TASK PROMPT – Copy out all of the data below with no alterations.

MATERIALS PROVIDED –
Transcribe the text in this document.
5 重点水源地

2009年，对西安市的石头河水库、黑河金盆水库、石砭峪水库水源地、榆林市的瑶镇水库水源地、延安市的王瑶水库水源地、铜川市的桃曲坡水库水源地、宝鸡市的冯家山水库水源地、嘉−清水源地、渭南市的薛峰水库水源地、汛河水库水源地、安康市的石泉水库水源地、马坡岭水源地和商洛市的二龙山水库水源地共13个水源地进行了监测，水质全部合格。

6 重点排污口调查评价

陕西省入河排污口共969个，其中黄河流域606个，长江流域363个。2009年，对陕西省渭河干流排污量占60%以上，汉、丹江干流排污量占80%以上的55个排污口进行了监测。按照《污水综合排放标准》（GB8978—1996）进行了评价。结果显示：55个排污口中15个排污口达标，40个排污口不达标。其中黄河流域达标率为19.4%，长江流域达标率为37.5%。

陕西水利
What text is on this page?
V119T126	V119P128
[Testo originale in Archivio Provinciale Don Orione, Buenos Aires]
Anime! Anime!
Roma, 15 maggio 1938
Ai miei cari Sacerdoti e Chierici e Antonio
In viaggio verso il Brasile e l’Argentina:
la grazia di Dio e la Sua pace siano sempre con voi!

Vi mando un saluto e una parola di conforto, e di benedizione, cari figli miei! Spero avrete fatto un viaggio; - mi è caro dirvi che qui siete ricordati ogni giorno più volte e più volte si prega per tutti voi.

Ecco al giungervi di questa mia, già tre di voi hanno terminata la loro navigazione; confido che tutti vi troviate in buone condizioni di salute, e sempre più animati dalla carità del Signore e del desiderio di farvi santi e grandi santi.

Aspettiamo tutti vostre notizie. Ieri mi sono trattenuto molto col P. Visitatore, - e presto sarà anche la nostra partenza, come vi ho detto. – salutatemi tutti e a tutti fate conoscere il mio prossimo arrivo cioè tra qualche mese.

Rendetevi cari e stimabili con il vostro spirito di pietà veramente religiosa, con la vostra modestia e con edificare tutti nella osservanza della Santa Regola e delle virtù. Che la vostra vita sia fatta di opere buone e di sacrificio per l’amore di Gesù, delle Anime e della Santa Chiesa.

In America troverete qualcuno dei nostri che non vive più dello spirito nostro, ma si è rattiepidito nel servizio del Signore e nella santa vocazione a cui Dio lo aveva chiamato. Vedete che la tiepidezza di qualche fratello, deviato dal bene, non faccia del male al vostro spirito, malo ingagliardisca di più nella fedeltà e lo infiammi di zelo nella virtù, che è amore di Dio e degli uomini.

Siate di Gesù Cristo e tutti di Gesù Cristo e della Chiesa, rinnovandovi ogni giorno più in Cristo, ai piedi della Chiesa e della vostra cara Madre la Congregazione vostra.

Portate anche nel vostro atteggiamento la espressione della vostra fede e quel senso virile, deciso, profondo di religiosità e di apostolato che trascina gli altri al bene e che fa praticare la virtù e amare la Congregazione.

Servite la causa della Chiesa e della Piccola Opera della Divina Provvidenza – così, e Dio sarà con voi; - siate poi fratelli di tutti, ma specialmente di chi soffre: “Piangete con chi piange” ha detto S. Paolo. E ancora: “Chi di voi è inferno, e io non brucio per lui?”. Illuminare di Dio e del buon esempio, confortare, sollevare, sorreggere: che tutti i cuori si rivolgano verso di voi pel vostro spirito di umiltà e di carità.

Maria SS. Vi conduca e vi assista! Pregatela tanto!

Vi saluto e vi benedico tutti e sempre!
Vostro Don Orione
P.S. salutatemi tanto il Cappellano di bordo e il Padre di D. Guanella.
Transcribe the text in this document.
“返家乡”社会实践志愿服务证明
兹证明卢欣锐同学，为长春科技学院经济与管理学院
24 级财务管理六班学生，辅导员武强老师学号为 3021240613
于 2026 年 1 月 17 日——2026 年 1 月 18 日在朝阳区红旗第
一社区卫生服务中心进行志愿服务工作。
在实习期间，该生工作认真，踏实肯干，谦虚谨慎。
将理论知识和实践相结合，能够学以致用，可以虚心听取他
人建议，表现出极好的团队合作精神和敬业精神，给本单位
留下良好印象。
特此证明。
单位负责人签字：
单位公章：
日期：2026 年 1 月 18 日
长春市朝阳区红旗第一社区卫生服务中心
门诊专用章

ANSWER TO THE TASK –
Transcribe the text in this document.
5 重点水源地

2009年，对西安市的石头河水库、黑河金盆水库、石砭峪水库水源地、榆林市的瑶镇水库水源地、延安市的王瑶水库水源地、铜川市的桃曲坡水库水源地、宝鸡市的冯家山水库水源地、嘉−清水源地、渭南市的薛峰水库水源地、汛河水库水源地、安康市的石泉水库水源地、马坡岭水源地和商洛市的二龙山水库水源地共13个水源地进行了监测，水质全部合格。

6 重点排污口调查评价

陕西省入河排污口共969个，其中黄河流域606个，长江流域363个。2009年，对陕西省渭河干流排污量占60%以上，汉、丹江干流排污量占80%以上的55个排污口进行了监测。按照《污水综合排放标准》（GB8978—1996）进行了评价。结果显示：55个排污口中15个排污口达标，40个排污口不达标。其中黄河流域达标率为19.4%，长江流域达标率为37.5%。

陕西水利
What text is on this page?
V119T126	V119P128
[Testo originale in Archivio Provinciale Don Orione, Buenos Aires]
Anime! Anime!
Roma, 15 maggio 1938
Ai miei cari Sacerdoti e Chierici e Antonio
In viaggio verso il Brasile e l’Argentina:
la grazia di Dio e la Sua pace siano sempre con voi!

Vi mando un saluto e una parola di conforto, e di benedizione, cari figli miei! Spero avrete fatto un viaggio; - mi è caro dirvi che qui siete ricordati ogni giorno più volte e più volte si prega per tutti voi.

Ecco al giungervi di questa mia, già tre di voi hanno terminata la loro navigazione; confido che tutti vi troviate in buone condizioni di salute, e sempre più animati dalla carità del Signore e del desiderio di farvi santi e grandi santi.

Aspettiamo tutti vostre notizie. Ieri mi sono trattenuto molto col P. Visitatore, - e presto sarà anche la nostra partenza, come vi ho detto. – salutatemi tutti e a tutti fate conoscere il mio prossimo arrivo cioè tra qualche mese.

Rendetevi cari e stimabili con il vostro spirito di pietà veramente religiosa, con la vostra modestia e con edificare tutti nella osservanza della Santa Regola e delle virtù. Che la vostra vita sia fatta di opere buone e di sacrificio per l’amore di Gesù, delle Anime e della Santa Chiesa.

In America troverete qualcuno dei nostri che non vive più dello spirito nostro, ma si è rattiepidito nel servizio del Signore e nella santa vocazione a cui Dio lo aveva chiamato. Vedete che la tiepidezza di qualche fratello, deviato dal bene, non faccia del male al vostro spirito, malo ingagliardisca di più nella fedeltà e lo infiammi di zelo nella virtù, che è amore di Dio e degli uomini.

Siate di Gesù Cristo e tutti di Gesù Cristo e della Chiesa, rinnovandovi ogni giorno più in Cristo, ai piedi della Chiesa e della vostra cara Madre la Congregazione vostra.

Portate anche nel vostro atteggiamento la espressione della vostra fede e quel senso virile, deciso, profondo di religiosità e di apostolato che trascina gli altri al bene e che fa praticare la virtù e amare la Congregazione.

Servite la causa della Chiesa e della Piccola Opera della Divina Provvidenza – così, e Dio sarà con voi; - siate poi fratelli di tutti, ma specialmente di chi soffre: “Piangete con chi piange” ha detto S. Paolo. E ancora: “Chi di voi è inferno, e io non brucio per lui?”. Illuminare di Dio e del buon esempio, confortare, sollevare, sorreggere: che tutti i cuori si rivolgano verso di voi pel vostro spirito di umiltà e di carità.

Maria SS. Vi conduca e vi assista! Pregatela tanto!

Vi saluto e vi benedico tutti e sempre!
Vostro Don Orione
P.S. salutatemi tanto il Cappellano di bordo e il Padre di D. Guanella.
Transcribe the text in this document.
“返家乡”社会实践志愿服务证明
兹证明卢欣锐同学，为长春科技学院经济与管理学院
24 级财务管理六班学生，辅导员武强老师学号为 3021240613
于 2026 年 1 月 17 日——2026 年 1 月 18 日在朝阳区红旗第
一社区卫生服务中心进行志愿服务工作。
在实习期间，该生工作认真，踏实肯干，谦虚谨慎。
将理论知识和实践相结合，能够学以致用，可以虚心听取他
人建议，表现出极好的团队合作精神和敬业精神，给本单位
留下良好印象。
特此证明。
单位负责人签字：
单位公章：
日期：2026 年 1 月 18 日
长春市朝阳区红旗第一社区卫生服务中心
门诊专用章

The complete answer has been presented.